### PROBLEM REQUIREMENTS
The records below are to be copied word for word, with every picture left out.

__________________________________________________

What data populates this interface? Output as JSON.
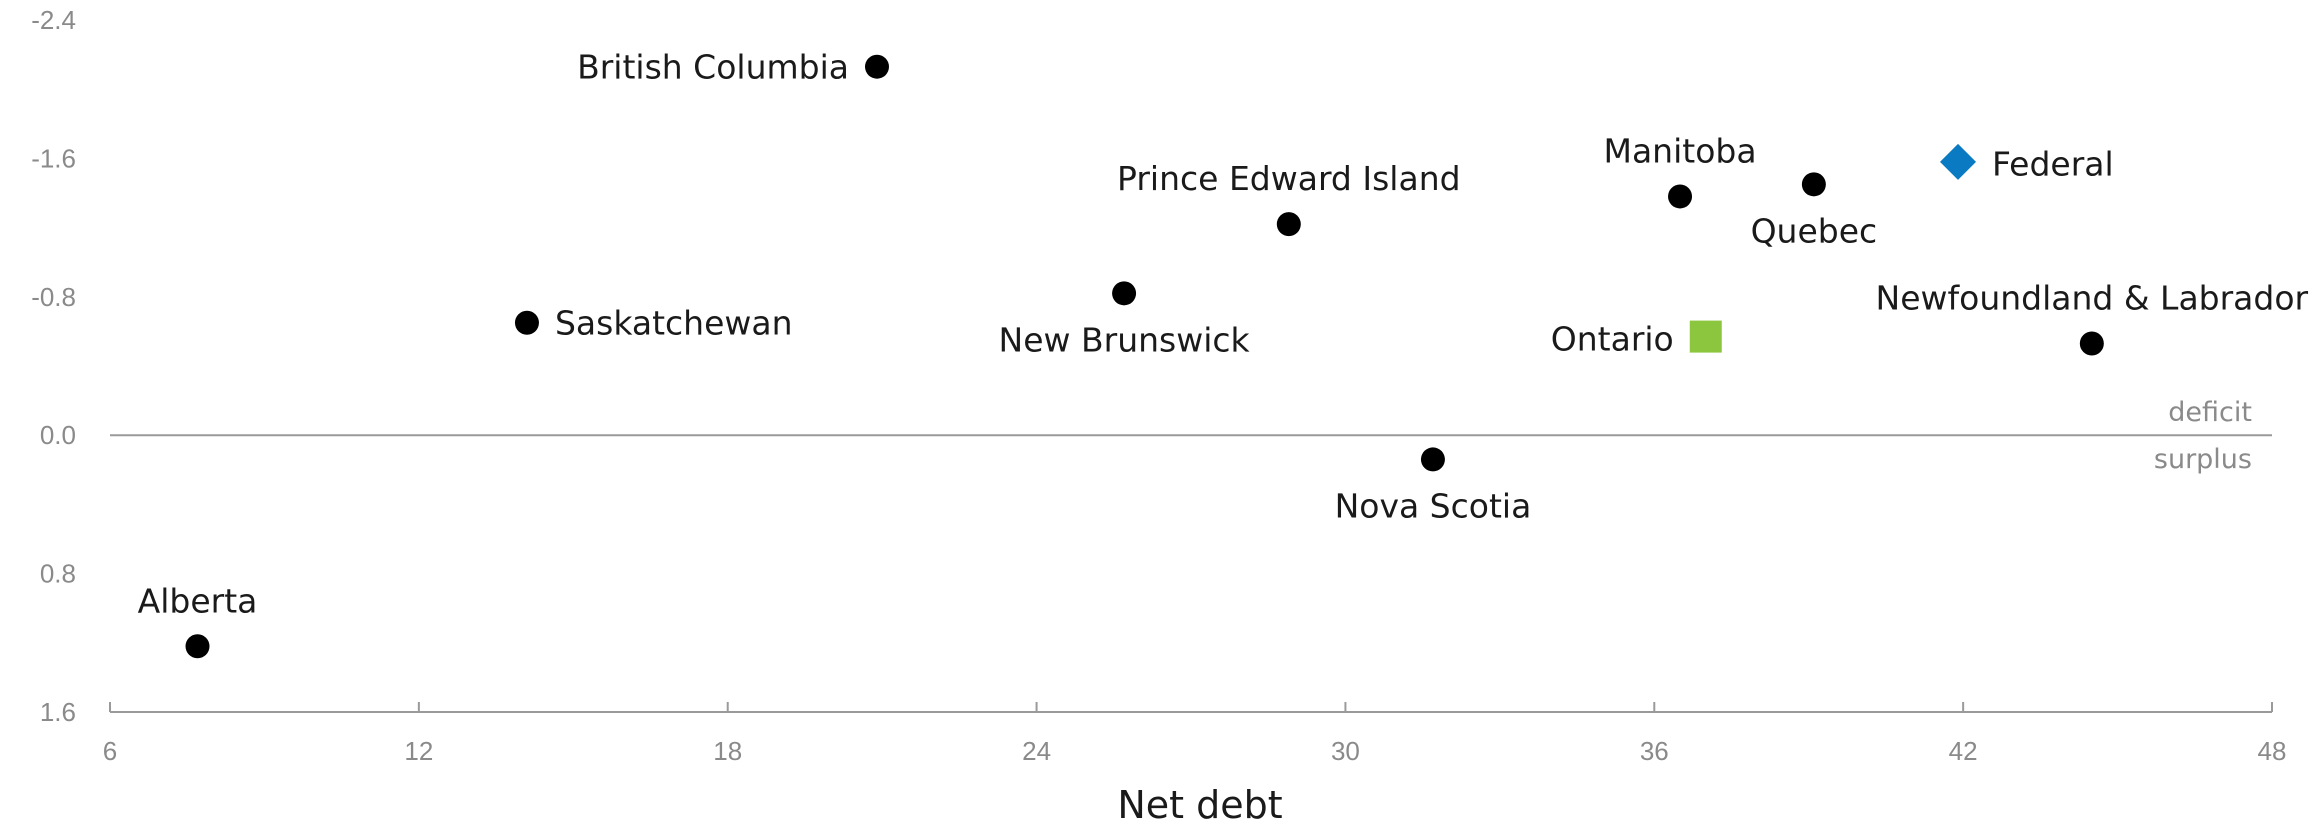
{
  "chart_data": {
    "type": "scatter",
    "title": "",
    "xlabel": "Net debt",
    "ylabel": "",
    "xlim": [
      6,
      48
    ],
    "ylim": [
      -2.4,
      1.6
    ],
    "y_axis_inverted": true,
    "x_ticks": [
      "6",
      "12",
      "18",
      "24",
      "30",
      "36",
      "42",
      "48"
    ],
    "y_ticks": [
      "-2.4",
      "-1.6",
      "-0.8",
      "0.0",
      "0.8",
      "1.6"
    ],
    "reference_line": {
      "y": 0,
      "label_above": "deficit",
      "label_below": "surplus"
    },
    "grid": false,
    "colors": {
      "default": "#000000",
      "Ontario": "#8cc63f",
      "Federal": "#0a7bc2",
      "axis": "#9a9a9a",
      "tick_text": "#8a8a8a"
    },
    "points": [
      {
        "label": "British Columbia",
        "x": 20.9,
        "y": -2.13,
        "marker": "circle",
        "color": "#000000",
        "label_pos": "left"
      },
      {
        "label": "Saskatchewan",
        "x": 14.1,
        "y": -0.65,
        "marker": "circle",
        "color": "#000000",
        "label_pos": "right"
      },
      {
        "label": "New Brunswick",
        "x": 25.7,
        "y": -0.82,
        "marker": "circle",
        "color": "#000000",
        "label_pos": "below"
      },
      {
        "label": "Prince Edward Island",
        "x": 28.9,
        "y": -1.22,
        "marker": "circle",
        "color": "#000000",
        "label_pos": "above"
      },
      {
        "label": "Manitoba",
        "x": 36.5,
        "y": -1.38,
        "marker": "circle",
        "color": "#000000",
        "label_pos": "above"
      },
      {
        "label": "Quebec",
        "x": 39.1,
        "y": -1.45,
        "marker": "circle",
        "color": "#000000",
        "label_pos": "below"
      },
      {
        "label": "Federal",
        "x": 41.9,
        "y": -1.58,
        "marker": "diamond",
        "color": "#0a7bc2",
        "label_pos": "right"
      },
      {
        "label": "Ontario",
        "x": 37.0,
        "y": -0.57,
        "marker": "square",
        "color": "#8cc63f",
        "label_pos": "left"
      },
      {
        "label": "Newfoundland & Labrador",
        "x": 44.5,
        "y": -0.53,
        "marker": "circle",
        "color": "#000000",
        "label_pos": "above"
      },
      {
        "label": "Nova Scotia",
        "x": 31.7,
        "y": 0.14,
        "marker": "circle",
        "color": "#000000",
        "label_pos": "below"
      },
      {
        "label": "Alberta",
        "x": 7.7,
        "y": 1.22,
        "marker": "circle",
        "color": "#000000",
        "label_pos": "above"
      }
    ]
  }
}
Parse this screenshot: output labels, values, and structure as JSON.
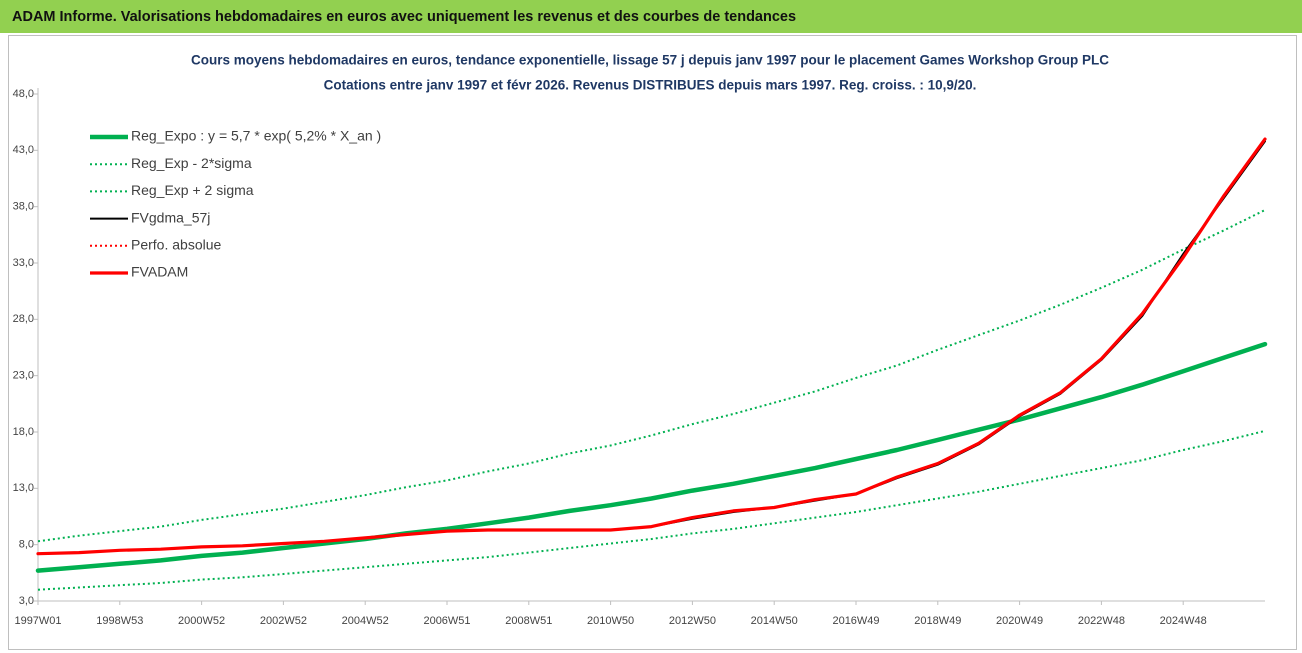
{
  "header": {
    "title": "ADAM Informe. Valorisations hebdomadaires en euros avec uniquement les revenus et des courbes de tendances"
  },
  "chart_data": {
    "type": "line",
    "title": "Cours moyens hebdomadaires en euros, tendance exponentielle, lissage 57 j depuis janv 1997 pour le placement Games Workshop Group PLC",
    "subtitle": "Cotations entre janv 1997 et févr 2026. Revenus DISTRIBUES depuis mars 1997. Reg. croiss. : 10,9/20.",
    "categories": [
      "1997W01",
      null,
      "1998W53",
      null,
      "2000W52",
      null,
      "2002W52",
      null,
      "2004W52",
      null,
      "2006W51",
      null,
      "2008W51",
      null,
      "2010W50",
      null,
      "2012W50",
      null,
      "2014W50",
      null,
      "2016W49",
      null,
      "2018W49",
      null,
      "2020W49",
      null,
      "2022W48",
      null,
      "2024W48",
      null,
      null
    ],
    "ylim": [
      3,
      48
    ],
    "yticks": [
      {
        "value": 3,
        "label": "3,0"
      },
      {
        "value": 8,
        "label": "8,0"
      },
      {
        "value": 13,
        "label": "13,0"
      },
      {
        "value": 18,
        "label": "18,0"
      },
      {
        "value": 23,
        "label": "23,0"
      },
      {
        "value": 28,
        "label": "28,0"
      },
      {
        "value": 33,
        "label": "33,0"
      },
      {
        "value": 38,
        "label": "38,0"
      },
      {
        "value": 43,
        "label": "43,0"
      },
      {
        "value": 48,
        "label": "48,0"
      }
    ],
    "grid": false,
    "legend": "top-left",
    "series": [
      {
        "name": "Reg_Expo : y = 5,7 * exp( 5,2% *  X_an )",
        "color": "#00b050",
        "line": "thick",
        "values": [
          5.7,
          6.0,
          6.3,
          6.6,
          7.0,
          7.3,
          7.7,
          8.1,
          8.5,
          9.0,
          9.4,
          9.9,
          10.4,
          11.0,
          11.5,
          12.1,
          12.8,
          13.4,
          14.1,
          14.8,
          15.6,
          16.4,
          17.3,
          18.2,
          19.1,
          20.1,
          21.1,
          22.2,
          23.4,
          24.6,
          25.8
        ]
      },
      {
        "name": "Reg_Exp - 2*sigma",
        "color": "#00b050",
        "line": "dotted",
        "values": [
          4.0,
          4.2,
          4.4,
          4.6,
          4.9,
          5.1,
          5.4,
          5.7,
          6.0,
          6.3,
          6.6,
          6.9,
          7.3,
          7.7,
          8.1,
          8.5,
          9.0,
          9.4,
          9.9,
          10.4,
          10.9,
          11.5,
          12.1,
          12.7,
          13.4,
          14.1,
          14.8,
          15.5,
          16.4,
          17.2,
          18.1
        ]
      },
      {
        "name": "Reg_Exp + 2 sigma",
        "color": "#00b050",
        "line": "dotted",
        "values": [
          8.3,
          8.8,
          9.2,
          9.6,
          10.2,
          10.7,
          11.2,
          11.8,
          12.4,
          13.1,
          13.7,
          14.5,
          15.2,
          16.1,
          16.8,
          17.7,
          18.7,
          19.6,
          20.6,
          21.6,
          22.8,
          23.9,
          25.3,
          26.6,
          27.9,
          29.3,
          30.8,
          32.4,
          34.2,
          35.9,
          37.7
        ]
      },
      {
        "name": "FVgdma_57j",
        "color": "#000000",
        "line": "thin",
        "values": [
          7.2,
          7.3,
          7.5,
          7.6,
          7.8,
          7.9,
          8.1,
          8.3,
          8.6,
          8.9,
          9.2,
          9.3,
          9.3,
          9.3,
          9.3,
          9.6,
          10.3,
          10.9,
          11.3,
          11.9,
          12.5,
          13.9,
          15.1,
          16.9,
          19.4,
          21.4,
          24.4,
          28.3,
          33.8,
          38.8,
          43.8
        ]
      },
      {
        "name": "Perfo. absolue",
        "color": "#ff0000",
        "line": "dotted",
        "values": [
          7.2,
          7.3,
          7.5,
          7.6,
          7.8,
          7.9,
          8.1,
          8.3,
          8.6,
          8.9,
          9.2,
          9.3,
          9.3,
          9.3,
          9.3,
          9.6,
          10.4,
          11.0,
          11.3,
          12.0,
          12.5,
          14.0,
          15.2,
          17.0,
          19.5,
          21.5,
          24.5,
          28.5,
          33.5,
          39.0,
          44.0
        ]
      },
      {
        "name": "FVADAM",
        "color": "#ff0000",
        "line": "solid",
        "values": [
          7.2,
          7.3,
          7.5,
          7.6,
          7.8,
          7.9,
          8.1,
          8.3,
          8.6,
          8.9,
          9.2,
          9.3,
          9.3,
          9.3,
          9.3,
          9.6,
          10.4,
          11.0,
          11.3,
          12.0,
          12.5,
          14.0,
          15.2,
          17.0,
          19.5,
          21.5,
          24.5,
          28.5,
          33.5,
          39.0,
          44.0
        ]
      }
    ]
  }
}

__________________________________________________

### REPLY TO THE EXERCISE
What data populates this interface? Output as JSON.
{
  "chart_data": {
    "type": "scatter",
    "title": "",
    "xlabel": "Net debt",
    "ylabel": "",
    "xlim": [
      6,
      48
    ],
    "ylim": [
      -2.4,
      1.6
    ],
    "y_axis_inverted": true,
    "x_ticks": [
      "6",
      "12",
      "18",
      "24",
      "30",
      "36",
      "42",
      "48"
    ],
    "y_ticks": [
      "-2.4",
      "-1.6",
      "-0.8",
      "0.0",
      "0.8",
      "1.6"
    ],
    "reference_line": {
      "y": 0,
      "label_above": "deficit",
      "label_below": "surplus"
    },
    "grid": false,
    "colors": {
      "default": "#000000",
      "Ontario": "#8cc63f",
      "Federal": "#0a7bc2",
      "axis": "#9a9a9a",
      "tick_text": "#8a8a8a"
    },
    "points": [
      {
        "label": "British Columbia",
        "x": 20.9,
        "y": -2.13,
        "marker": "circle",
        "color": "#000000",
        "label_pos": "left"
      },
      {
        "label": "Saskatchewan",
        "x": 14.1,
        "y": -0.65,
        "marker": "circle",
        "color": "#000000",
        "label_pos": "right"
      },
      {
        "label": "New Brunswick",
        "x": 25.7,
        "y": -0.82,
        "marker": "circle",
        "color": "#000000",
        "label_pos": "below"
      },
      {
        "label": "Prince Edward Island",
        "x": 28.9,
        "y": -1.22,
        "marker": "circle",
        "color": "#000000",
        "label_pos": "above"
      },
      {
        "label": "Manitoba",
        "x": 36.5,
        "y": -1.38,
        "marker": "circle",
        "color": "#000000",
        "label_pos": "above"
      },
      {
        "label": "Quebec",
        "x": 39.1,
        "y": -1.45,
        "marker": "circle",
        "color": "#000000",
        "label_pos": "below"
      },
      {
        "label": "Federal",
        "x": 41.9,
        "y": -1.58,
        "marker": "diamond",
        "color": "#0a7bc2",
        "label_pos": "right"
      },
      {
        "label": "Ontario",
        "x": 37.0,
        "y": -0.57,
        "marker": "square",
        "color": "#8cc63f",
        "label_pos": "left"
      },
      {
        "label": "Newfoundland & Labrador",
        "x": 44.5,
        "y": -0.53,
        "marker": "circle",
        "color": "#000000",
        "label_pos": "above"
      },
      {
        "label": "Nova Scotia",
        "x": 31.7,
        "y": 0.14,
        "marker": "circle",
        "color": "#000000",
        "label_pos": "below"
      },
      {
        "label": "Alberta",
        "x": 7.7,
        "y": 1.22,
        "marker": "circle",
        "color": "#000000",
        "label_pos": "above"
      }
    ]
  }
}
Parse this screenshot: output labels, values, and structure as JSON.
{
  "header": {
    "title": "ADAM Informe. Valorisations hebdomadaires en euros avec uniquement les revenus et des courbes de tendances"
  },
  "chart_data": {
    "type": "line",
    "title": "Cours moyens hebdomadaires en euros, tendance exponentielle, lissage 57 j depuis janv 1997 pour le placement Games Workshop Group PLC",
    "subtitle": "Cotations entre janv 1997 et févr 2026. Revenus DISTRIBUES depuis mars 1997. Reg. croiss. : 10,9/20.",
    "categories": [
      "1997W01",
      null,
      "1998W53",
      null,
      "2000W52",
      null,
      "2002W52",
      null,
      "2004W52",
      null,
      "2006W51",
      null,
      "2008W51",
      null,
      "2010W50",
      null,
      "2012W50",
      null,
      "2014W50",
      null,
      "2016W49",
      null,
      "2018W49",
      null,
      "2020W49",
      null,
      "2022W48",
      null,
      "2024W48",
      null,
      null
    ],
    "ylim": [
      3,
      48
    ],
    "yticks": [
      {
        "value": 3,
        "label": "3,0"
      },
      {
        "value": 8,
        "label": "8,0"
      },
      {
        "value": 13,
        "label": "13,0"
      },
      {
        "value": 18,
        "label": "18,0"
      },
      {
        "value": 23,
        "label": "23,0"
      },
      {
        "value": 28,
        "label": "28,0"
      },
      {
        "value": 33,
        "label": "33,0"
      },
      {
        "value": 38,
        "label": "38,0"
      },
      {
        "value": 43,
        "label": "43,0"
      },
      {
        "value": 48,
        "label": "48,0"
      }
    ],
    "grid": false,
    "legend": "top-left",
    "series": [
      {
        "name": "Reg_Expo : y = 5,7 * exp( 5,2% *  X_an )",
        "color": "#00b050",
        "line": "thick",
        "values": [
          5.7,
          6.0,
          6.3,
          6.6,
          7.0,
          7.3,
          7.7,
          8.1,
          8.5,
          9.0,
          9.4,
          9.9,
          10.4,
          11.0,
          11.5,
          12.1,
          12.8,
          13.4,
          14.1,
          14.8,
          15.6,
          16.4,
          17.3,
          18.2,
          19.1,
          20.1,
          21.1,
          22.2,
          23.4,
          24.6,
          25.8
        ]
      },
      {
        "name": "Reg_Exp - 2*sigma",
        "color": "#00b050",
        "line": "dotted",
        "values": [
          4.0,
          4.2,
          4.4,
          4.6,
          4.9,
          5.1,
          5.4,
          5.7,
          6.0,
          6.3,
          6.6,
          6.9,
          7.3,
          7.7,
          8.1,
          8.5,
          9.0,
          9.4,
          9.9,
          10.4,
          10.9,
          11.5,
          12.1,
          12.7,
          13.4,
          14.1,
          14.8,
          15.5,
          16.4,
          17.2,
          18.1
        ]
      },
      {
        "name": "Reg_Exp + 2 sigma",
        "color": "#00b050",
        "line": "dotted",
        "values": [
          8.3,
          8.8,
          9.2,
          9.6,
          10.2,
          10.7,
          11.2,
          11.8,
          12.4,
          13.1,
          13.7,
          14.5,
          15.2,
          16.1,
          16.8,
          17.7,
          18.7,
          19.6,
          20.6,
          21.6,
          22.8,
          23.9,
          25.3,
          26.6,
          27.9,
          29.3,
          30.8,
          32.4,
          34.2,
          35.9,
          37.7
        ]
      },
      {
        "name": "FVgdma_57j",
        "color": "#000000",
        "line": "thin",
        "values": [
          7.2,
          7.3,
          7.5,
          7.6,
          7.8,
          7.9,
          8.1,
          8.3,
          8.6,
          8.9,
          9.2,
          9.3,
          9.3,
          9.3,
          9.3,
          9.6,
          10.3,
          10.9,
          11.3,
          11.9,
          12.5,
          13.9,
          15.1,
          16.9,
          19.4,
          21.4,
          24.4,
          28.3,
          33.8,
          38.8,
          43.8
        ]
      },
      {
        "name": "Perfo. absolue",
        "color": "#ff0000",
        "line": "dotted",
        "values": [
          7.2,
          7.3,
          7.5,
          7.6,
          7.8,
          7.9,
          8.1,
          8.3,
          8.6,
          8.9,
          9.2,
          9.3,
          9.3,
          9.3,
          9.3,
          9.6,
          10.4,
          11.0,
          11.3,
          12.0,
          12.5,
          14.0,
          15.2,
          17.0,
          19.5,
          21.5,
          24.5,
          28.5,
          33.5,
          39.0,
          44.0
        ]
      },
      {
        "name": "FVADAM",
        "color": "#ff0000",
        "line": "solid",
        "values": [
          7.2,
          7.3,
          7.5,
          7.6,
          7.8,
          7.9,
          8.1,
          8.3,
          8.6,
          8.9,
          9.2,
          9.3,
          9.3,
          9.3,
          9.3,
          9.6,
          10.4,
          11.0,
          11.3,
          12.0,
          12.5,
          14.0,
          15.2,
          17.0,
          19.5,
          21.5,
          24.5,
          28.5,
          33.5,
          39.0,
          44.0
        ]
      }
    ]
  }
}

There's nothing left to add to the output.